- **Instruction**
Give only the number of lines in the data that contain the word "знаний".

- **Dataset extract**
↓↓↓

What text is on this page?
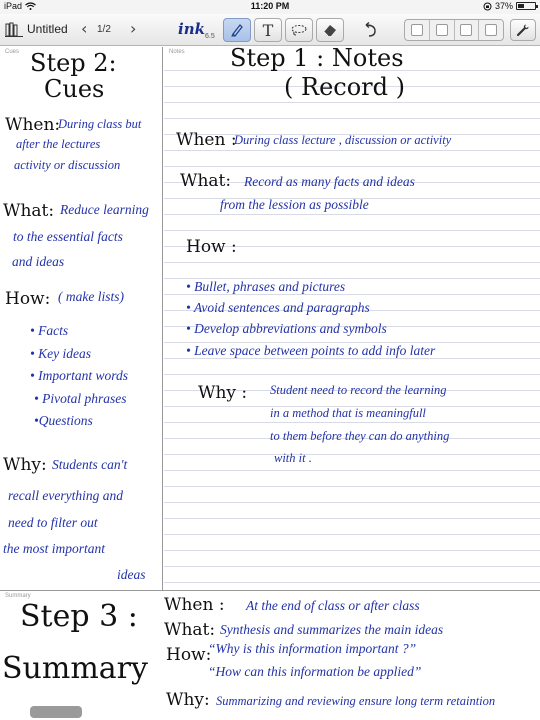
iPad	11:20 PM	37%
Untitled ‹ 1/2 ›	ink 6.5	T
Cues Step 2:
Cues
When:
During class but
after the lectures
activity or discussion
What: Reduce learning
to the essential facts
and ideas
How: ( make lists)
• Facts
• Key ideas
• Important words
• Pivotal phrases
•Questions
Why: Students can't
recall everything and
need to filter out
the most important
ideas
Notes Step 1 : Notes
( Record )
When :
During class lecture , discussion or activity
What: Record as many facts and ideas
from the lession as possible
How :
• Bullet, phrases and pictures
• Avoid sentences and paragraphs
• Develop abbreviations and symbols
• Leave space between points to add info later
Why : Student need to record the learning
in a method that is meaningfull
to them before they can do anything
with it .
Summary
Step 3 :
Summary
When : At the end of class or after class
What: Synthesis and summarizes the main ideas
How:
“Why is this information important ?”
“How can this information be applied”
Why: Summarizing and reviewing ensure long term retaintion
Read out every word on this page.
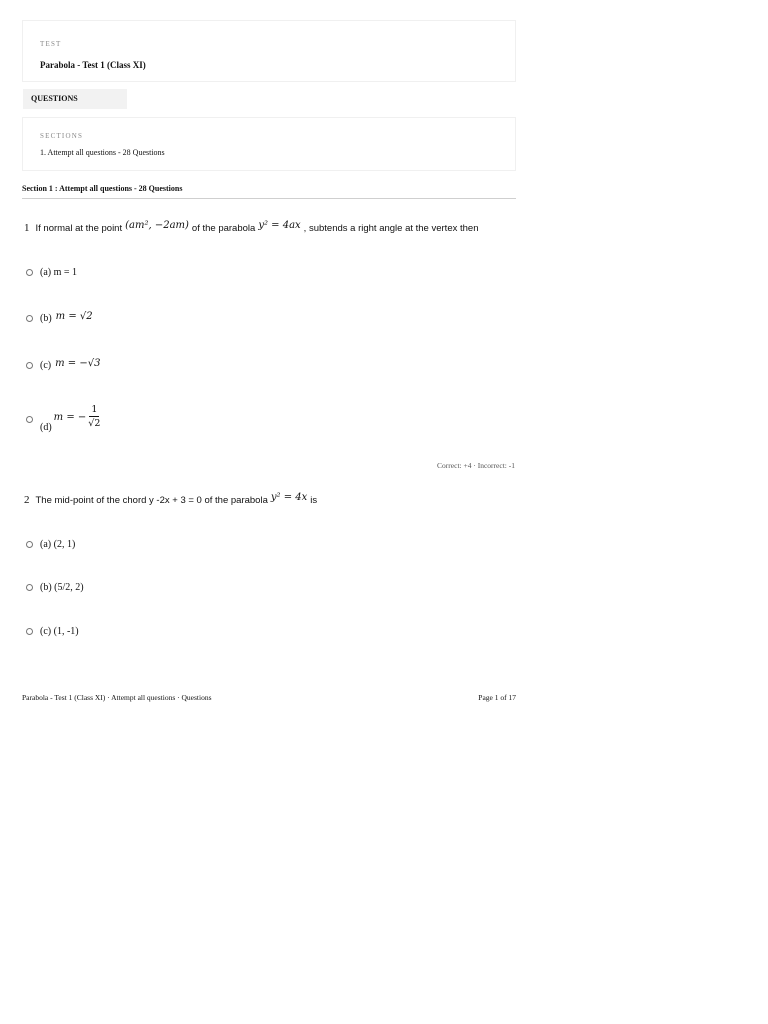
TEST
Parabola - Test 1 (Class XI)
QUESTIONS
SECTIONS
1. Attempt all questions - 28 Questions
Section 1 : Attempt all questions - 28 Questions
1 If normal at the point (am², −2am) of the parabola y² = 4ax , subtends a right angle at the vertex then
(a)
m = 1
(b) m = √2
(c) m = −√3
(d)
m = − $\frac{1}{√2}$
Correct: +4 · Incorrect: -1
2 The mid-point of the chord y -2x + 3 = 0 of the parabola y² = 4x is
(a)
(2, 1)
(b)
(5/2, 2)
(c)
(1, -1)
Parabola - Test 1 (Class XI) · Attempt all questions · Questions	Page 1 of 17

↑↑↑
↓↓↓

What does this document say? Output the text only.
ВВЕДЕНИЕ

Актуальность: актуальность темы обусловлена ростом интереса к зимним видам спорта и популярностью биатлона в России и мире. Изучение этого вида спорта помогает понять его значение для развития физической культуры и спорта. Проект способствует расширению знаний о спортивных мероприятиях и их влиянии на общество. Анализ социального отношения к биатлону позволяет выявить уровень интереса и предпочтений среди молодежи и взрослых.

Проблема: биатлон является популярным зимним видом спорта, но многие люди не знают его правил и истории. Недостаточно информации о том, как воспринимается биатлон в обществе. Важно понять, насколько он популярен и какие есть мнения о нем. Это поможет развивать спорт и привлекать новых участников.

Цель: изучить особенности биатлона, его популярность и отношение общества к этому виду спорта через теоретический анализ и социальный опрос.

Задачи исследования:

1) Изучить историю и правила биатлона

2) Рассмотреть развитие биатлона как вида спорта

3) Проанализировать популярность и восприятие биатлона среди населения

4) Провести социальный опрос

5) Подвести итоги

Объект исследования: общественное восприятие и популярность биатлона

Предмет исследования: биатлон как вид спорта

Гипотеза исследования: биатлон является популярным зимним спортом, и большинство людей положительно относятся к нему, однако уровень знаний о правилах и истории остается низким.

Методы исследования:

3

↑↑↑
↓↓↓

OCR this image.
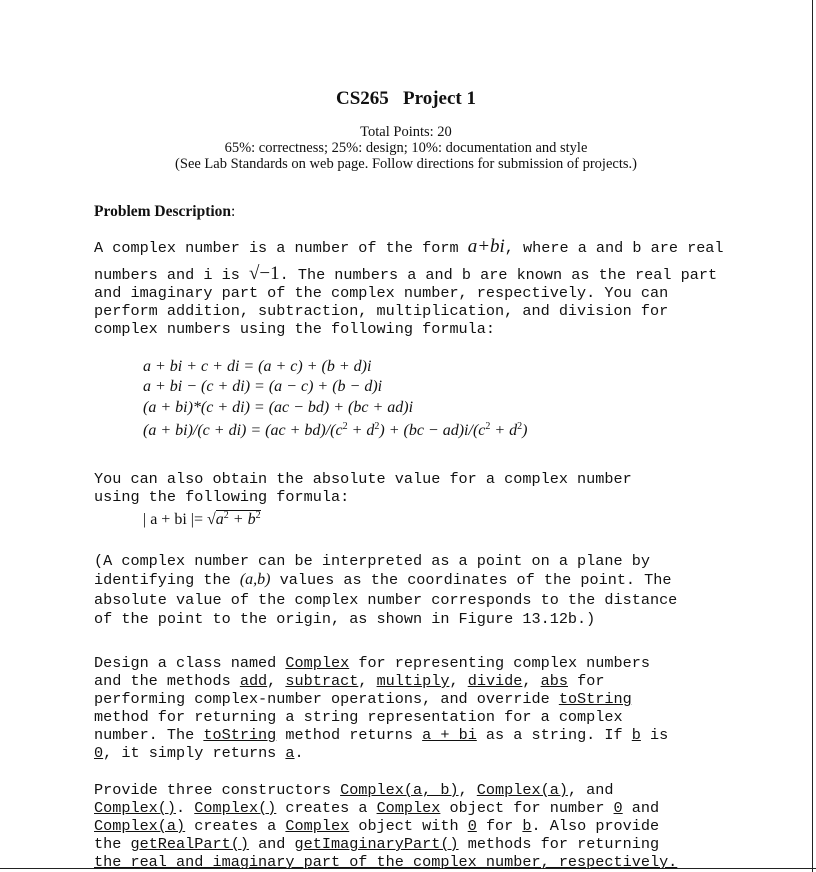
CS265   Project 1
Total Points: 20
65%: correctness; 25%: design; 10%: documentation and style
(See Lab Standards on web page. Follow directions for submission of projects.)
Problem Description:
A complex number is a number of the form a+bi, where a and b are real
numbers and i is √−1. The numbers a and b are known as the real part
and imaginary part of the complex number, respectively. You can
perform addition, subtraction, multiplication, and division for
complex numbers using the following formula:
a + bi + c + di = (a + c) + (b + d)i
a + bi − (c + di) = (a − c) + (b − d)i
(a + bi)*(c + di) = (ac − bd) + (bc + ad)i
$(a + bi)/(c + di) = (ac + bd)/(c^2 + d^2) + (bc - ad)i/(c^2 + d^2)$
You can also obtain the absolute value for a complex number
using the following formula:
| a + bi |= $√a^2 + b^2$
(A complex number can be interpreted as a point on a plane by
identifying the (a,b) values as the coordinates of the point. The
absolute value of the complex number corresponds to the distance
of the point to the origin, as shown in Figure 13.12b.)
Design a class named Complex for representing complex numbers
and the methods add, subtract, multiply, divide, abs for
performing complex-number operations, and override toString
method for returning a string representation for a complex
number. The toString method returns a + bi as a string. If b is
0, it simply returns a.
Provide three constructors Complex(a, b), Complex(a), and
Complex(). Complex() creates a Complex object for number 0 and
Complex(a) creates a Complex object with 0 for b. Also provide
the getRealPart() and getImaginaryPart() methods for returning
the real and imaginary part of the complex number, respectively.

↑↑↑

- **The reply**
2